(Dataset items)
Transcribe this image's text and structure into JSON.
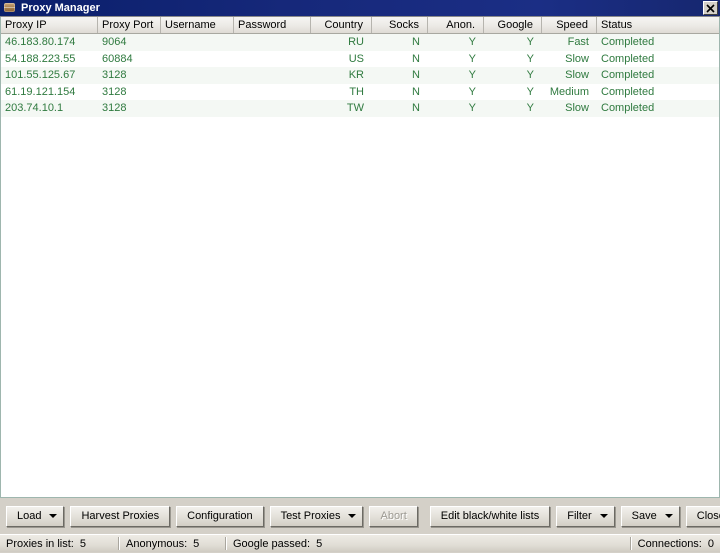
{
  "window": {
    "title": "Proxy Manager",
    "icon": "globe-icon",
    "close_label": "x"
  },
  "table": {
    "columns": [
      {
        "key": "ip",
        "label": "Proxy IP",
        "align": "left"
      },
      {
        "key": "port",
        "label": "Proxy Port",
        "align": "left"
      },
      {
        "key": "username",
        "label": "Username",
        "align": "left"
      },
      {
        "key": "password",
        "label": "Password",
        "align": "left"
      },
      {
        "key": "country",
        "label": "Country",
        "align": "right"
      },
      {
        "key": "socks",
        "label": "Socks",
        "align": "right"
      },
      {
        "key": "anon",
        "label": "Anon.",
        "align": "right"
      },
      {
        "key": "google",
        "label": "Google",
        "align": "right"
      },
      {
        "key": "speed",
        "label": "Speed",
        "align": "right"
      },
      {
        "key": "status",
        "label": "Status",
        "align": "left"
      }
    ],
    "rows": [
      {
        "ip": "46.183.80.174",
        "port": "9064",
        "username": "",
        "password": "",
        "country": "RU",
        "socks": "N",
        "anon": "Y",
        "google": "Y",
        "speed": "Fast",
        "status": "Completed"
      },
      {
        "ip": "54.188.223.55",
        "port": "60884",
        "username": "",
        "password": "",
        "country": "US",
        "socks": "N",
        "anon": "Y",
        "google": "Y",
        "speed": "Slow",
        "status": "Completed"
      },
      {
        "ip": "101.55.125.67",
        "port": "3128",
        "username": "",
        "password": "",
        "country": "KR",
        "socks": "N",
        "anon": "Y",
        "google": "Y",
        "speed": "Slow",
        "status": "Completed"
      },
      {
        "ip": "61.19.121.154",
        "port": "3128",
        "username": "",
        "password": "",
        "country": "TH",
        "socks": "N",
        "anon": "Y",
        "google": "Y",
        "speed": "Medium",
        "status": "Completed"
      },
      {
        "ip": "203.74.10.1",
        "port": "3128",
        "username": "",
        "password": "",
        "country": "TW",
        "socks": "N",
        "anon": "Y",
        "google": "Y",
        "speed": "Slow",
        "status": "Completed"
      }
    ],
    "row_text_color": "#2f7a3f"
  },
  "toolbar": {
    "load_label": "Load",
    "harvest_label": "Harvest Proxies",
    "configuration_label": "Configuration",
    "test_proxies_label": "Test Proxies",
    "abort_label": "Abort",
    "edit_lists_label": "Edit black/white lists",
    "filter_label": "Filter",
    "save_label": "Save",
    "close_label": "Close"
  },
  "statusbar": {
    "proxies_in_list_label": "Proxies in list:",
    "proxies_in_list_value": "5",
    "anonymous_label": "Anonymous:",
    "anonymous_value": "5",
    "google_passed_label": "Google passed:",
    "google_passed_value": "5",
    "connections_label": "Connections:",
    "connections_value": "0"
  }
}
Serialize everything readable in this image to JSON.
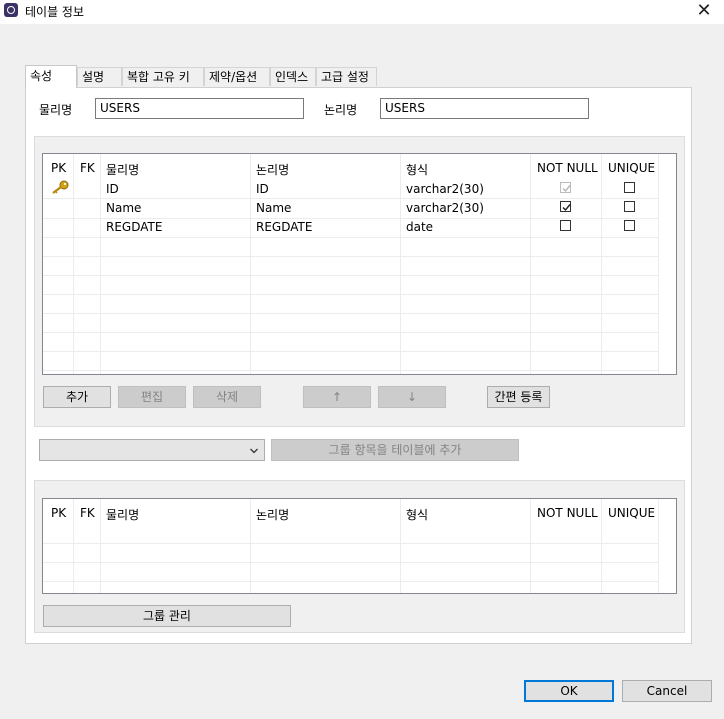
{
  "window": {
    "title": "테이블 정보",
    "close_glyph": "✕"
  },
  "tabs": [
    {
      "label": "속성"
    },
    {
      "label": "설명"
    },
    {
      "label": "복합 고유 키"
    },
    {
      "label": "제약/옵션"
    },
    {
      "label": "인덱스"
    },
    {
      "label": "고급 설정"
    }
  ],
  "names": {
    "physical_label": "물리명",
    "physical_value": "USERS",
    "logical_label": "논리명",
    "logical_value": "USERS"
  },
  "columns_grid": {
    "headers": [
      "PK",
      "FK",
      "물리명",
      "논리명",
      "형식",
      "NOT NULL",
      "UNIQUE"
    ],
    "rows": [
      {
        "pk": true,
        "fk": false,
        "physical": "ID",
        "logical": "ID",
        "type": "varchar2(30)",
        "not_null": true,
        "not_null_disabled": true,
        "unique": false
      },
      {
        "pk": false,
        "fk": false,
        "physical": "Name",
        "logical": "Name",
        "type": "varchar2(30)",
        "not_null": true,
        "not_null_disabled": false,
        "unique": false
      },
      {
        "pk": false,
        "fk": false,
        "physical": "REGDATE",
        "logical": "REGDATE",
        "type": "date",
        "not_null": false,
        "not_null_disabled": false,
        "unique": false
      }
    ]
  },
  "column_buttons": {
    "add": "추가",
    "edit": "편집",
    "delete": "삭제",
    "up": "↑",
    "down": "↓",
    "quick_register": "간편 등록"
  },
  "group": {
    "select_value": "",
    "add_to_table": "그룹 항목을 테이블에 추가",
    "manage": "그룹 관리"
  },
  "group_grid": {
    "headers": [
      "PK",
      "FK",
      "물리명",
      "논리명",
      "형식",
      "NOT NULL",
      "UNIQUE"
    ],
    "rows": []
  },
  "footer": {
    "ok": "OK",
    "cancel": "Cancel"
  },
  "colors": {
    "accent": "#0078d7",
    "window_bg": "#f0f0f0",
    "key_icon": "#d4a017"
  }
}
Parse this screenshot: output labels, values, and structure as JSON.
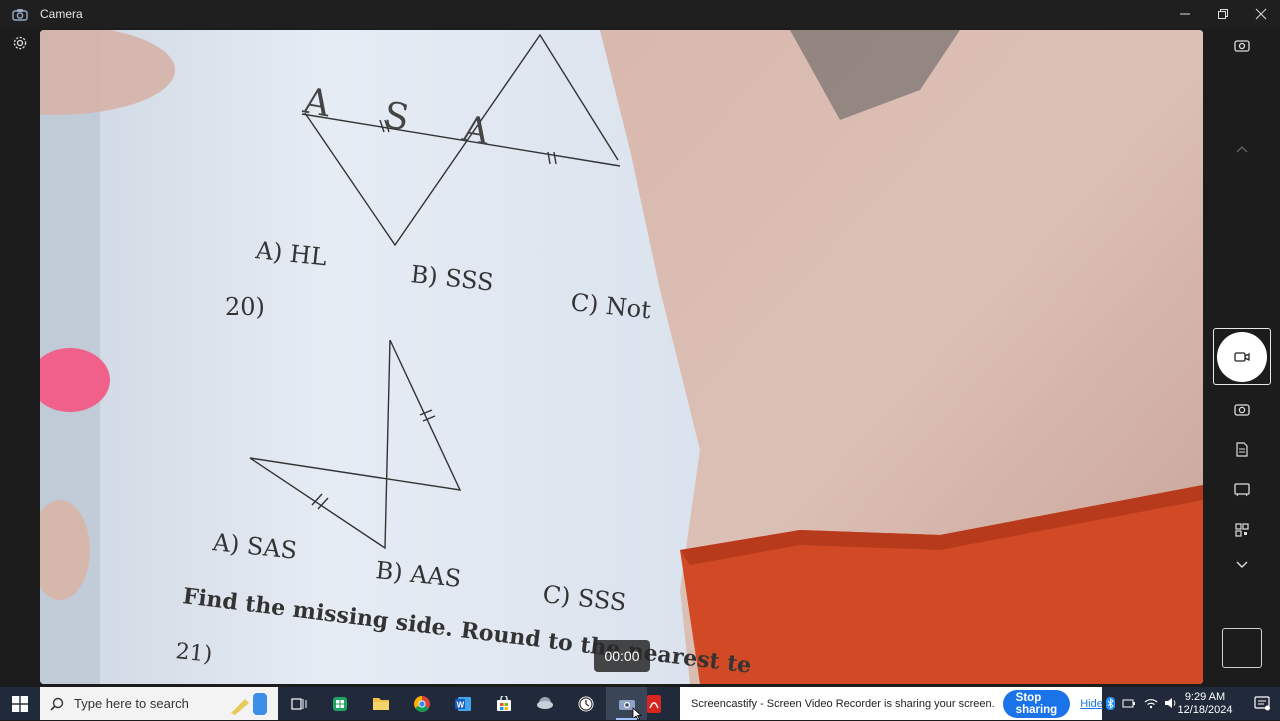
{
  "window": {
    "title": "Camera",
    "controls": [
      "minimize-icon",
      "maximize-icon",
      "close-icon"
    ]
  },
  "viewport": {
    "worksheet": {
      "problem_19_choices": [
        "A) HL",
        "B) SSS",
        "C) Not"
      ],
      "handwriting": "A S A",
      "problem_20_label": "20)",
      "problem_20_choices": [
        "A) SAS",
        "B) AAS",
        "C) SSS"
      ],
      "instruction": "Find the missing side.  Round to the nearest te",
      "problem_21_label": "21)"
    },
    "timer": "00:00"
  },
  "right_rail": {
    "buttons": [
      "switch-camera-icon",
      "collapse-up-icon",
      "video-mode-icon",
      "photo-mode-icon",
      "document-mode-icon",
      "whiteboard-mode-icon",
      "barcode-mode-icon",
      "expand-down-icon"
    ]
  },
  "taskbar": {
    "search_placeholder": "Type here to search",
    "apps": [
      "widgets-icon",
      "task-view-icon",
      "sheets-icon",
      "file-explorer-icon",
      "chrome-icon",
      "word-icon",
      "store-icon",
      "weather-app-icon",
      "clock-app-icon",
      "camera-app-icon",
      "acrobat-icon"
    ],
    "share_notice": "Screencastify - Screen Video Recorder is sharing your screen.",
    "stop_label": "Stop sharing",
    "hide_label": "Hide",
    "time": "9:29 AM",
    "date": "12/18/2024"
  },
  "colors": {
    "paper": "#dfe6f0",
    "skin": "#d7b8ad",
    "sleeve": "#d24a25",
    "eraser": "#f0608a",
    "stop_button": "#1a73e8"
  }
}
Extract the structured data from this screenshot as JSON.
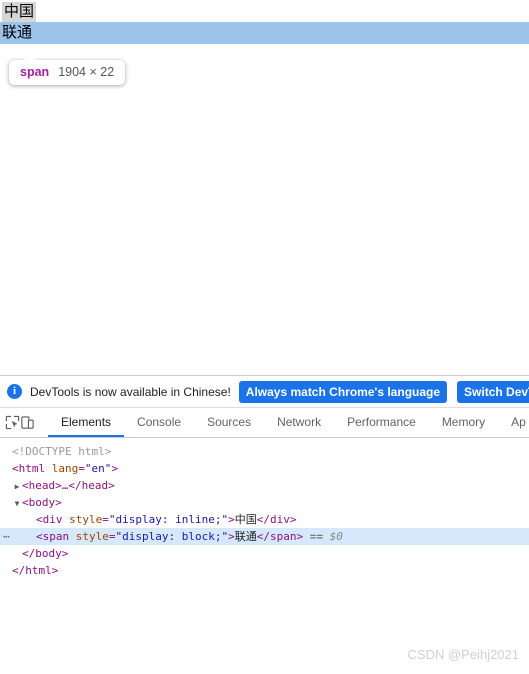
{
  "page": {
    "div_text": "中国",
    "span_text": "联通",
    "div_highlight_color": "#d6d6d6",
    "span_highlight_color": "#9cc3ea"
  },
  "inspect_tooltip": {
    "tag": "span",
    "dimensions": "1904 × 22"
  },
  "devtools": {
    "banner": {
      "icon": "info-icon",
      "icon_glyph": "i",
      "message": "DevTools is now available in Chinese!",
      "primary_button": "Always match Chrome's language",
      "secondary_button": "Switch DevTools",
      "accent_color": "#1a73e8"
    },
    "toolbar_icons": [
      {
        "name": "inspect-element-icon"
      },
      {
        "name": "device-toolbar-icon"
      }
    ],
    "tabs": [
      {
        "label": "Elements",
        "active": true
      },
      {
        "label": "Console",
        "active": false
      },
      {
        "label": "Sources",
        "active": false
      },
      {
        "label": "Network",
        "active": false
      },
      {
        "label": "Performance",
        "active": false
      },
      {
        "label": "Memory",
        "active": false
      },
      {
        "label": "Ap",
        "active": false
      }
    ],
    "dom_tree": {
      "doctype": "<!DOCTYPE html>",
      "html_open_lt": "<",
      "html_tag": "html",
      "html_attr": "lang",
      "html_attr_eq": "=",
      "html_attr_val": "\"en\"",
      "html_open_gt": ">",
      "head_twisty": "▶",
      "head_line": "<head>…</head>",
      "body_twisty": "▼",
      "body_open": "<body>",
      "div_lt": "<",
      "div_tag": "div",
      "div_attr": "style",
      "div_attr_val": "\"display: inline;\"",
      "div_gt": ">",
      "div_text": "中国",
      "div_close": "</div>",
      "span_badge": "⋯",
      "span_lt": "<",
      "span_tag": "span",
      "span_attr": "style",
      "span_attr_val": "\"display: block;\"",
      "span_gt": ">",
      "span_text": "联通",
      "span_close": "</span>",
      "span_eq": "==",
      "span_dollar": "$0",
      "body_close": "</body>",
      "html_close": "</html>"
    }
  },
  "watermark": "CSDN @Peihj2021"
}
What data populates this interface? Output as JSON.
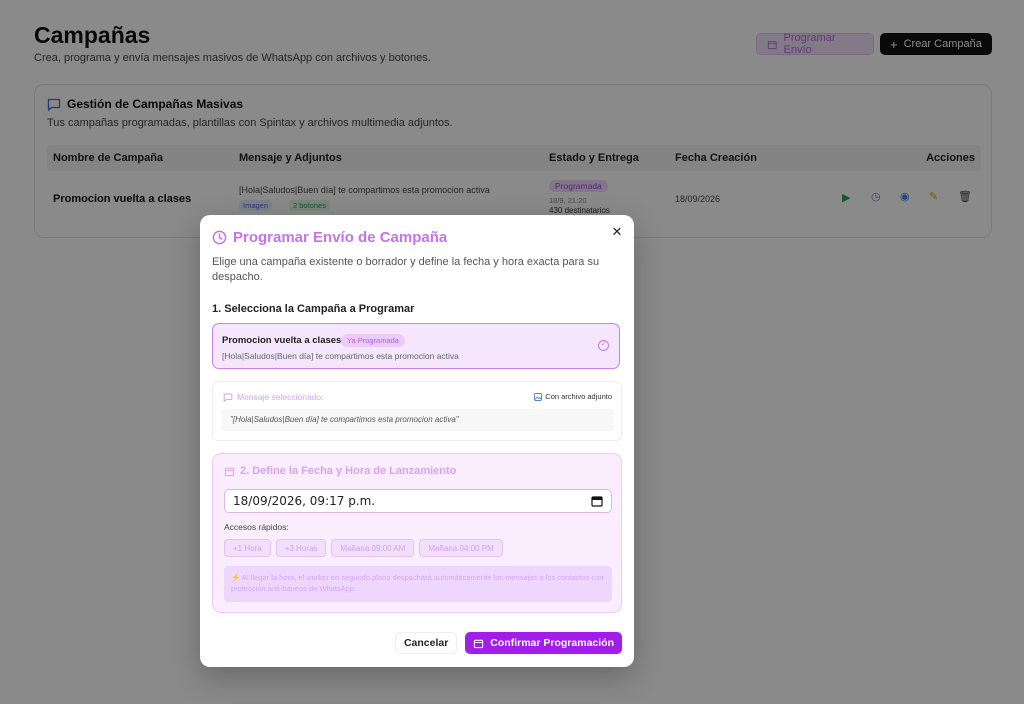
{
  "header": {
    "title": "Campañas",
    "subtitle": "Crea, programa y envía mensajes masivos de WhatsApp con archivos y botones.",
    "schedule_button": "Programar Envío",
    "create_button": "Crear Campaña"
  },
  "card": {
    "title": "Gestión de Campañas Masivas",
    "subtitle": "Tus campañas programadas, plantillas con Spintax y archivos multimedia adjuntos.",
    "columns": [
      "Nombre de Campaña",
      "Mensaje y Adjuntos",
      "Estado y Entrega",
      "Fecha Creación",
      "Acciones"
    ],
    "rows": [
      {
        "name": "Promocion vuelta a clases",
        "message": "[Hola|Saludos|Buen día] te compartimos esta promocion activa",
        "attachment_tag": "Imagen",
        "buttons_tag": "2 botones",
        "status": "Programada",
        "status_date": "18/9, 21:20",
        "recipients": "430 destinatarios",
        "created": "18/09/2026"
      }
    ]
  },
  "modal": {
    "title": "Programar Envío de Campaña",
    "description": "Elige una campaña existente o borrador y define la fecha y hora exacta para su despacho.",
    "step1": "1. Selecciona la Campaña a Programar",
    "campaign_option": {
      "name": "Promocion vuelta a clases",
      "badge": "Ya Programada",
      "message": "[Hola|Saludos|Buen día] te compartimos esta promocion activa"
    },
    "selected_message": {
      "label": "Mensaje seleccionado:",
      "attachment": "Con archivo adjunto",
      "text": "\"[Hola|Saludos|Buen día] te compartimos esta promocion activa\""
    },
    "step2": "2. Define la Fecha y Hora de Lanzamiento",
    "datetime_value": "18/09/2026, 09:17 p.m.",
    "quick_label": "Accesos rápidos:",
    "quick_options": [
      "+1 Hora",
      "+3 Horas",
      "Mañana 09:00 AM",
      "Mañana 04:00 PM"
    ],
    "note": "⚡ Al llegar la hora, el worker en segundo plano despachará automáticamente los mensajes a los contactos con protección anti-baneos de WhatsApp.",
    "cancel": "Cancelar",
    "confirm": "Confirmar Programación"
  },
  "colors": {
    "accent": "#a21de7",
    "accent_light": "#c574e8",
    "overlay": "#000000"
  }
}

Stated problem:
Extract all lines of the records above that include "this".

Exercise result:
Transcribe this image's text and structure into JSON.
Serialize everything readable in this image to JSON.
Parse this screenshot: output labels, values, and structure as JSON.
Extract the structured data from this screenshot as JSON.
What data populates this interface? Output as JSON.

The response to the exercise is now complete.